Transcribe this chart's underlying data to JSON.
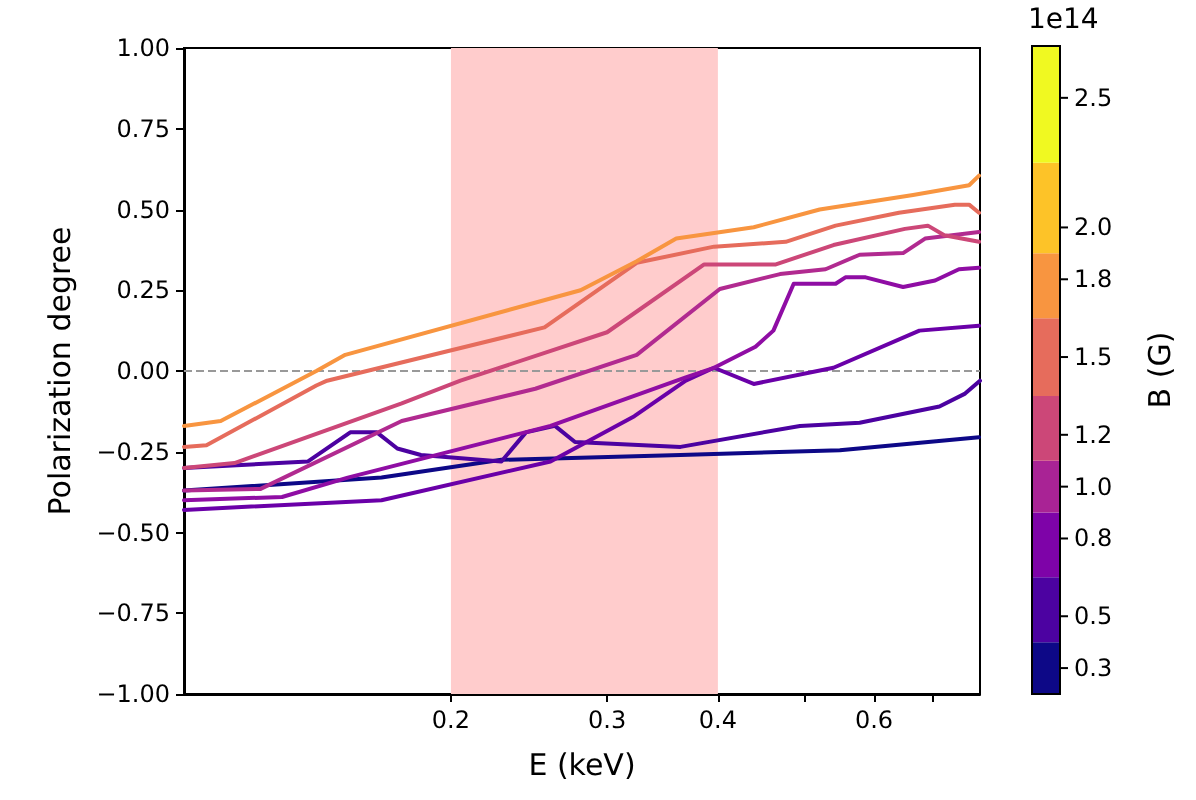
{
  "chart_data": {
    "type": "line",
    "xlabel": "E (keV)",
    "ylabel": "Polarization degree",
    "clabel": "B (G)",
    "log": "x",
    "grid": false,
    "marker": "none",
    "line_style": "solid",
    "xlim": [
      0.1,
      0.79
    ],
    "xticks": [
      0.2,
      0.3,
      0.4,
      {
        "value": 0.5,
        "label": null
      },
      0.6,
      {
        "value": 0.7,
        "label": null
      }
    ],
    "ylim": [
      -1,
      1
    ],
    "yticks": [
      {
        "value": -1,
        "label": "−1.00"
      },
      {
        "value": -0.75,
        "label": "−0.75"
      },
      {
        "value": -0.5,
        "label": "−0.50"
      },
      {
        "value": -0.25,
        "label": "−0.25"
      },
      {
        "value": 0,
        "label": "0.00"
      },
      {
        "value": 0.25,
        "label": "0.25"
      },
      {
        "value": 0.5,
        "label": "0.50"
      },
      {
        "value": 0.75,
        "label": "0.75"
      },
      {
        "value": 1,
        "label": "1.00"
      }
    ],
    "clim": [
      0.2,
      2.7
    ],
    "cticks": [
      {
        "value": 0.3,
        "label": "0.3"
      },
      {
        "value": 0.5,
        "label": "0.5"
      },
      {
        "value": 0.8,
        "label": "0.8"
      },
      {
        "value": 1.0,
        "label": "1.0"
      },
      {
        "value": 1.2,
        "label": "1.2"
      },
      {
        "value": 1.5,
        "label": "1.5"
      },
      {
        "value": 1.8,
        "label": "1.8"
      },
      {
        "value": 2.0,
        "label": "2.0"
      },
      {
        "value": 2.5,
        "label": "2.5"
      }
    ],
    "colors": [
      "#0d0887",
      "#4c02a1",
      "#7e03a8",
      "#a92395",
      "#cc4778",
      "#e66c5c",
      "#f89540",
      "#fdc328",
      "#f0f921"
    ],
    "annotations": [
      "1e14"
    ],
    "bands": [
      {
        "axis": "x",
        "from": 0.2,
        "to": 0.4,
        "color": "#ffcccc"
      }
    ],
    "ref_lines": [
      {
        "axis": "y",
        "value": 0,
        "color": "#999999",
        "line_style": "dashed"
      }
    ],
    "series": [
      {
        "color": "#0d0887",
        "x": [
          0.1,
          0.167,
          0.228,
          0.363,
          0.549,
          0.788
        ],
        "values": [
          -0.37,
          -0.33,
          -0.275,
          -0.26,
          -0.245,
          -0.205
        ]
      },
      {
        "color": "#4c02a1",
        "x": [
          0.1,
          0.138,
          0.154,
          0.165,
          0.174,
          0.185,
          0.228,
          0.243,
          0.262,
          0.276,
          0.363,
          0.495,
          0.578,
          0.711,
          0.76,
          0.79
        ],
        "values": [
          -0.3,
          -0.28,
          -0.19,
          -0.19,
          -0.24,
          -0.26,
          -0.28,
          -0.19,
          -0.17,
          -0.22,
          -0.235,
          -0.17,
          -0.16,
          -0.11,
          -0.07,
          -0.03
        ]
      },
      {
        "color": "#6a00a8",
        "x": [
          0.1,
          0.167,
          0.259,
          0.322,
          0.368,
          0.396,
          0.439,
          0.54,
          0.675,
          0.788
        ],
        "values": [
          -0.43,
          -0.4,
          -0.28,
          -0.14,
          -0.03,
          0.01,
          -0.04,
          0.01,
          0.125,
          0.14
        ]
      },
      {
        "color": "#8f0da4",
        "x": [
          0.1,
          0.129,
          0.153,
          0.259,
          0.368,
          0.396,
          0.441,
          0.462,
          0.487,
          0.543,
          0.557,
          0.587,
          0.647,
          0.703,
          0.748,
          0.788
        ],
        "values": [
          -0.4,
          -0.39,
          -0.33,
          -0.17,
          -0.02,
          0.01,
          0.075,
          0.125,
          0.27,
          0.27,
          0.29,
          0.29,
          0.26,
          0.28,
          0.315,
          0.32
        ]
      },
      {
        "color": "#b12a90",
        "x": [
          0.1,
          0.122,
          0.176,
          0.249,
          0.324,
          0.402,
          0.47,
          0.529,
          0.578,
          0.647,
          0.685,
          0.788
        ],
        "values": [
          -0.37,
          -0.365,
          -0.155,
          -0.055,
          0.05,
          0.254,
          0.3,
          0.315,
          0.36,
          0.365,
          0.41,
          0.43
        ]
      },
      {
        "color": "#cc4778",
        "x": [
          0.1,
          0.114,
          0.176,
          0.205,
          0.3,
          0.386,
          0.465,
          0.54,
          0.65,
          0.69,
          0.72,
          0.788
        ],
        "values": [
          -0.3,
          -0.285,
          -0.1,
          -0.03,
          0.12,
          0.33,
          0.33,
          0.39,
          0.44,
          0.45,
          0.42,
          0.4
        ]
      },
      {
        "color": "#e66c5c",
        "x": [
          0.1,
          0.106,
          0.141,
          0.145,
          0.255,
          0.324,
          0.396,
          0.477,
          0.543,
          0.64,
          0.74,
          0.768,
          0.788
        ],
        "values": [
          -0.235,
          -0.23,
          -0.045,
          -0.03,
          0.135,
          0.335,
          0.385,
          0.4,
          0.45,
          0.49,
          0.515,
          0.515,
          0.49
        ]
      },
      {
        "color": "#f89540",
        "x": [
          0.1,
          0.11,
          0.141,
          0.152,
          0.28,
          0.324,
          0.359,
          0.439,
          0.521,
          0.664,
          0.768,
          0.788
        ],
        "values": [
          -0.17,
          -0.155,
          0.0,
          0.05,
          0.25,
          0.34,
          0.41,
          0.445,
          0.5,
          0.545,
          0.575,
          0.605
        ]
      }
    ]
  }
}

+===+

== REQUIRED WORK ==
Images in the data above are to be skipped. Retype all other material exactly.

== TASK ANSWER ==
Transcribe this chart's underlying data to JSON.
{
  "chart_data": {
    "type": "line",
    "xlabel": "E (keV)",
    "ylabel": "Polarization degree",
    "clabel": "B (G)",
    "log": "x",
    "grid": false,
    "marker": "none",
    "line_style": "solid",
    "xlim": [
      0.1,
      0.79
    ],
    "xticks": [
      0.2,
      0.3,
      0.4,
      {
        "value": 0.5,
        "label": null
      },
      0.6,
      {
        "value": 0.7,
        "label": null
      }
    ],
    "ylim": [
      -1,
      1
    ],
    "yticks": [
      {
        "value": -1,
        "label": "−1.00"
      },
      {
        "value": -0.75,
        "label": "−0.75"
      },
      {
        "value": -0.5,
        "label": "−0.50"
      },
      {
        "value": -0.25,
        "label": "−0.25"
      },
      {
        "value": 0,
        "label": "0.00"
      },
      {
        "value": 0.25,
        "label": "0.25"
      },
      {
        "value": 0.5,
        "label": "0.50"
      },
      {
        "value": 0.75,
        "label": "0.75"
      },
      {
        "value": 1,
        "label": "1.00"
      }
    ],
    "clim": [
      0.2,
      2.7
    ],
    "cticks": [
      {
        "value": 0.3,
        "label": "0.3"
      },
      {
        "value": 0.5,
        "label": "0.5"
      },
      {
        "value": 0.8,
        "label": "0.8"
      },
      {
        "value": 1.0,
        "label": "1.0"
      },
      {
        "value": 1.2,
        "label": "1.2"
      },
      {
        "value": 1.5,
        "label": "1.5"
      },
      {
        "value": 1.8,
        "label": "1.8"
      },
      {
        "value": 2.0,
        "label": "2.0"
      },
      {
        "value": 2.5,
        "label": "2.5"
      }
    ],
    "colors": [
      "#0d0887",
      "#4c02a1",
      "#7e03a8",
      "#a92395",
      "#cc4778",
      "#e66c5c",
      "#f89540",
      "#fdc328",
      "#f0f921"
    ],
    "annotations": [
      "1e14"
    ],
    "bands": [
      {
        "axis": "x",
        "from": 0.2,
        "to": 0.4,
        "color": "#ffcccc"
      }
    ],
    "ref_lines": [
      {
        "axis": "y",
        "value": 0,
        "color": "#999999",
        "line_style": "dashed"
      }
    ],
    "series": [
      {
        "color": "#0d0887",
        "x": [
          0.1,
          0.167,
          0.228,
          0.363,
          0.549,
          0.788
        ],
        "values": [
          -0.37,
          -0.33,
          -0.275,
          -0.26,
          -0.245,
          -0.205
        ]
      },
      {
        "color": "#4c02a1",
        "x": [
          0.1,
          0.138,
          0.154,
          0.165,
          0.174,
          0.185,
          0.228,
          0.243,
          0.262,
          0.276,
          0.363,
          0.495,
          0.578,
          0.711,
          0.76,
          0.79
        ],
        "values": [
          -0.3,
          -0.28,
          -0.19,
          -0.19,
          -0.24,
          -0.26,
          -0.28,
          -0.19,
          -0.17,
          -0.22,
          -0.235,
          -0.17,
          -0.16,
          -0.11,
          -0.07,
          -0.03
        ]
      },
      {
        "color": "#6a00a8",
        "x": [
          0.1,
          0.167,
          0.259,
          0.322,
          0.368,
          0.396,
          0.439,
          0.54,
          0.675,
          0.788
        ],
        "values": [
          -0.43,
          -0.4,
          -0.28,
          -0.14,
          -0.03,
          0.01,
          -0.04,
          0.01,
          0.125,
          0.14
        ]
      },
      {
        "color": "#8f0da4",
        "x": [
          0.1,
          0.129,
          0.153,
          0.259,
          0.368,
          0.396,
          0.441,
          0.462,
          0.487,
          0.543,
          0.557,
          0.587,
          0.647,
          0.703,
          0.748,
          0.788
        ],
        "values": [
          -0.4,
          -0.39,
          -0.33,
          -0.17,
          -0.02,
          0.01,
          0.075,
          0.125,
          0.27,
          0.27,
          0.29,
          0.29,
          0.26,
          0.28,
          0.315,
          0.32
        ]
      },
      {
        "color": "#b12a90",
        "x": [
          0.1,
          0.122,
          0.176,
          0.249,
          0.324,
          0.402,
          0.47,
          0.529,
          0.578,
          0.647,
          0.685,
          0.788
        ],
        "values": [
          -0.37,
          -0.365,
          -0.155,
          -0.055,
          0.05,
          0.254,
          0.3,
          0.315,
          0.36,
          0.365,
          0.41,
          0.43
        ]
      },
      {
        "color": "#cc4778",
        "x": [
          0.1,
          0.114,
          0.176,
          0.205,
          0.3,
          0.386,
          0.465,
          0.54,
          0.65,
          0.69,
          0.72,
          0.788
        ],
        "values": [
          -0.3,
          -0.285,
          -0.1,
          -0.03,
          0.12,
          0.33,
          0.33,
          0.39,
          0.44,
          0.45,
          0.42,
          0.4
        ]
      },
      {
        "color": "#e66c5c",
        "x": [
          0.1,
          0.106,
          0.141,
          0.145,
          0.255,
          0.324,
          0.396,
          0.477,
          0.543,
          0.64,
          0.74,
          0.768,
          0.788
        ],
        "values": [
          -0.235,
          -0.23,
          -0.045,
          -0.03,
          0.135,
          0.335,
          0.385,
          0.4,
          0.45,
          0.49,
          0.515,
          0.515,
          0.49
        ]
      },
      {
        "color": "#f89540",
        "x": [
          0.1,
          0.11,
          0.141,
          0.152,
          0.28,
          0.324,
          0.359,
          0.439,
          0.521,
          0.664,
          0.768,
          0.788
        ],
        "values": [
          -0.17,
          -0.155,
          0.0,
          0.05,
          0.25,
          0.34,
          0.41,
          0.445,
          0.5,
          0.545,
          0.575,
          0.605
        ]
      }
    ]
  }
}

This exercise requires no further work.